● **Work to do**
In the records that follow, show each line where the word "these" is present.

● **Data rows**

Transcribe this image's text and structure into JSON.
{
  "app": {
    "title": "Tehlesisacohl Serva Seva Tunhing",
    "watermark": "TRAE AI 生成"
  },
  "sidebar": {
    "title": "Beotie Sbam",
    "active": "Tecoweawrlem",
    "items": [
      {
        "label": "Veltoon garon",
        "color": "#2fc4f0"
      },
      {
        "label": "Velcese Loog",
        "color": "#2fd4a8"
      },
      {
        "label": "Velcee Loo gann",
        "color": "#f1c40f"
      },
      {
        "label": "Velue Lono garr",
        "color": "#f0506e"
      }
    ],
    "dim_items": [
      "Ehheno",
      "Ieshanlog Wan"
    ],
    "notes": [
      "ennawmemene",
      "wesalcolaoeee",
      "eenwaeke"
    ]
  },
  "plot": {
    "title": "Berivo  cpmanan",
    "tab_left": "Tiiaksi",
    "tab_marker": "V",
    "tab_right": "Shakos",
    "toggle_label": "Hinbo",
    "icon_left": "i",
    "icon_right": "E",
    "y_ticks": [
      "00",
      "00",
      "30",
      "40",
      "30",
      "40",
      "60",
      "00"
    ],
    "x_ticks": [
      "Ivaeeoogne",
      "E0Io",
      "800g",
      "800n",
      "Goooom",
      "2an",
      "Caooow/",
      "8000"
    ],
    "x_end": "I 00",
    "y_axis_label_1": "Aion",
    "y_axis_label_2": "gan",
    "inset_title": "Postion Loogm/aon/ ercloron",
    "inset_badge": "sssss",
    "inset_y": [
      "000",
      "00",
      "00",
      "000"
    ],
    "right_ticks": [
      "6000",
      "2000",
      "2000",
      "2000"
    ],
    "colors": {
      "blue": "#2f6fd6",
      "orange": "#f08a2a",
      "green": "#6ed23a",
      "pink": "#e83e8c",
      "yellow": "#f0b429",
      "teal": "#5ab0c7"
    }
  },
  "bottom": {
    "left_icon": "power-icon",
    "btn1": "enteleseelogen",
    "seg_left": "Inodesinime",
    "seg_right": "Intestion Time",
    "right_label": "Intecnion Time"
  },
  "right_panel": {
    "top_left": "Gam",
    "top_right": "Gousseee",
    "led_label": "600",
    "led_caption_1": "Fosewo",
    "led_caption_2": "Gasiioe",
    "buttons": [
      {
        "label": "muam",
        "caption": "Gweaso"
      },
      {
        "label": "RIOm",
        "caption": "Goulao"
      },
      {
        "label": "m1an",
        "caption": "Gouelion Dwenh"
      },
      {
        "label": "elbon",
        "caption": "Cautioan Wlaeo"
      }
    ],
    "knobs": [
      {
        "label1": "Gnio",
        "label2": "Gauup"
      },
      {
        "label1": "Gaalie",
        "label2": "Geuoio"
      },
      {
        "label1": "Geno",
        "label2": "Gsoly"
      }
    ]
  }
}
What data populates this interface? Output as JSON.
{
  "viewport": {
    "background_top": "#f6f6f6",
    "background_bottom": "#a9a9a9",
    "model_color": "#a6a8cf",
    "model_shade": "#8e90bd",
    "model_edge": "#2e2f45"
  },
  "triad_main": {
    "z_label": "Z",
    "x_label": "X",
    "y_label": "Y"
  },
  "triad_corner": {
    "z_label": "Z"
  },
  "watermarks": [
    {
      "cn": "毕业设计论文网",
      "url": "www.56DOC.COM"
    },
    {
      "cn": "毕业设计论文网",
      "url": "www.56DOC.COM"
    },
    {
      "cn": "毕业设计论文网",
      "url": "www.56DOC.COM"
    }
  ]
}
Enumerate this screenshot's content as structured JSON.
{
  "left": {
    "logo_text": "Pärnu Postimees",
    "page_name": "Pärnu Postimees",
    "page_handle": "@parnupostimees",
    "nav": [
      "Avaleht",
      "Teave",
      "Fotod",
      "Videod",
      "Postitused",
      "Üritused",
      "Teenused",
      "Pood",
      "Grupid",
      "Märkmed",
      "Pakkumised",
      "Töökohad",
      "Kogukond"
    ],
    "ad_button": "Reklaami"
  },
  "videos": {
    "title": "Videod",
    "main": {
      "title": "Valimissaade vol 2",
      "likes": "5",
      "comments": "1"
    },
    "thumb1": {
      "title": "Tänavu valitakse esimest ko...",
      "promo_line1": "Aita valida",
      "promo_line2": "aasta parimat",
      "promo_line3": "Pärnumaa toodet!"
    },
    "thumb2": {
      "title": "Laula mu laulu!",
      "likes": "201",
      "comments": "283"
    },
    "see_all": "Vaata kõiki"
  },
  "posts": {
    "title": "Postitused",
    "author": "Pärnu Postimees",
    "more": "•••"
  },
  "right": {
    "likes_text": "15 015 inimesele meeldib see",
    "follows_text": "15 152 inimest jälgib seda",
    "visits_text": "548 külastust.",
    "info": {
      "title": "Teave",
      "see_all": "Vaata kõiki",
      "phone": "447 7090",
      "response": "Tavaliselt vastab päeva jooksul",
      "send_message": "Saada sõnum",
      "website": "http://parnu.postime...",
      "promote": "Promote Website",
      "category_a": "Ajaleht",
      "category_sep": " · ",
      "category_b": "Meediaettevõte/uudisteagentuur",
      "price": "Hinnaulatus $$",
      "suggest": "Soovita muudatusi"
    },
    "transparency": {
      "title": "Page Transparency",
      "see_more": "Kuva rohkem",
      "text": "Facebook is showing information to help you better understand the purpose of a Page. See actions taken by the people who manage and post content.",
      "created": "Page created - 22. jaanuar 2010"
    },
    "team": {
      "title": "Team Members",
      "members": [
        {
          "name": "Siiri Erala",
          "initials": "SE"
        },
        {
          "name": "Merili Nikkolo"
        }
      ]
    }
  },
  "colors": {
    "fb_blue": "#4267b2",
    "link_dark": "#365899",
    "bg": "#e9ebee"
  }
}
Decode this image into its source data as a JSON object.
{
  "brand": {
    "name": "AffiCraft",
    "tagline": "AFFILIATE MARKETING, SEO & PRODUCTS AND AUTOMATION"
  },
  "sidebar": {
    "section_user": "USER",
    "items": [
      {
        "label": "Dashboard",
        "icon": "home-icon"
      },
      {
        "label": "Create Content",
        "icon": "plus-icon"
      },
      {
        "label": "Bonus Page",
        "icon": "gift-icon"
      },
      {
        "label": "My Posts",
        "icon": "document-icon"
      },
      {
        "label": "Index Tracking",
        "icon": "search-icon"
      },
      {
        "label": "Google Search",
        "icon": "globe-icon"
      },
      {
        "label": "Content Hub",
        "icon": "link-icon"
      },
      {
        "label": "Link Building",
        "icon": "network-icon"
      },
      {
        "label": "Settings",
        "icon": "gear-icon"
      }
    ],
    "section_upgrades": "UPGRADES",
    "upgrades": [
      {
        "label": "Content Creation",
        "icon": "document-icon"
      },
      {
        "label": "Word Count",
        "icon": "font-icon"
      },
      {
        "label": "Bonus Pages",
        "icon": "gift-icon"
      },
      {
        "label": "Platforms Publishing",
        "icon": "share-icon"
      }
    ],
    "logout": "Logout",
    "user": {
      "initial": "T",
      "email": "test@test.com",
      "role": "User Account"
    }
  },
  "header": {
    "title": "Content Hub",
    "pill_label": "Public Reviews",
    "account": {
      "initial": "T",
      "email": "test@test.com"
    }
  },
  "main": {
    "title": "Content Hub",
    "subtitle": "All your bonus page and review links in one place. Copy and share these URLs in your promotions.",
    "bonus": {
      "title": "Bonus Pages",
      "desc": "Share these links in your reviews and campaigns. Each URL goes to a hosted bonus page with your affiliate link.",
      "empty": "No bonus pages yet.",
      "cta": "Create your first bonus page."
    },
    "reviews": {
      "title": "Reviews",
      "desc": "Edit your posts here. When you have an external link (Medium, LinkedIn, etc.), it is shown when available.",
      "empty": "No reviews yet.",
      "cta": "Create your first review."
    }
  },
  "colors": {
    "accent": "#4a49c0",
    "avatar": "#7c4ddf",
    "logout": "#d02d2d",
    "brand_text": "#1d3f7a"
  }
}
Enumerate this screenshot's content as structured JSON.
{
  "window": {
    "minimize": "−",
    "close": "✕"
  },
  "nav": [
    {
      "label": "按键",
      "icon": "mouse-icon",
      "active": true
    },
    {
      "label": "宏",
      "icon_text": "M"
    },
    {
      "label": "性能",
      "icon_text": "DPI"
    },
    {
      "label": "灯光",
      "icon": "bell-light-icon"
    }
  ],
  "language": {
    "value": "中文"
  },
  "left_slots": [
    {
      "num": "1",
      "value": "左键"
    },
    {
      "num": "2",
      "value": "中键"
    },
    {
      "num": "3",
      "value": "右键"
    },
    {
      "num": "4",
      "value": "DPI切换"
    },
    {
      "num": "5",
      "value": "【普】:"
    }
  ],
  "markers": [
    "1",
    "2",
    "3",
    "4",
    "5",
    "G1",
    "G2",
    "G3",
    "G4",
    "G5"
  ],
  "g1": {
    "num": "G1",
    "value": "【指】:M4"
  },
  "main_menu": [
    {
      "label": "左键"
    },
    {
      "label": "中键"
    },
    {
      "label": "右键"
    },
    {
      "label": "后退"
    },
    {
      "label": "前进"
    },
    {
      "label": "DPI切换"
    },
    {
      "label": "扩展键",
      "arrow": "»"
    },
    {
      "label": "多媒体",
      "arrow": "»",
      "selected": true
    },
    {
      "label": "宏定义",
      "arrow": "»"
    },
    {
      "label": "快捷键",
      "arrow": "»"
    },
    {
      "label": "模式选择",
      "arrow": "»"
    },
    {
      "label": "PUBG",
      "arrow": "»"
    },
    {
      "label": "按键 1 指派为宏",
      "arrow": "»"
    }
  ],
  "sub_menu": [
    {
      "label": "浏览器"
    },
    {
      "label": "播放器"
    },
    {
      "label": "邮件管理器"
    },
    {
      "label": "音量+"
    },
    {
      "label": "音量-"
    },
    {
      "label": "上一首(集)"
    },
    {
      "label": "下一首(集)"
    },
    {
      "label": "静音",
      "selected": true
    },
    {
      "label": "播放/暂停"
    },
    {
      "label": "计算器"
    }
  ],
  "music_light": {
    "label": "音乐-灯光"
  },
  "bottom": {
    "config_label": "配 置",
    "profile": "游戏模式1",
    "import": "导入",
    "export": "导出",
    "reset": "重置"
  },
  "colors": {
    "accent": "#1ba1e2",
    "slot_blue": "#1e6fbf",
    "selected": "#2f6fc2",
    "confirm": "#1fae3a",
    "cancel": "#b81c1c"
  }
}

● **Output for this task**
    "subtitle": "All your bonus page and review links in one place. Copy and share these URLs in your promotions.",
      "desc": "Share these links in your reviews and campaigns. Each URL goes to a hosted bonus page with your affiliate link.",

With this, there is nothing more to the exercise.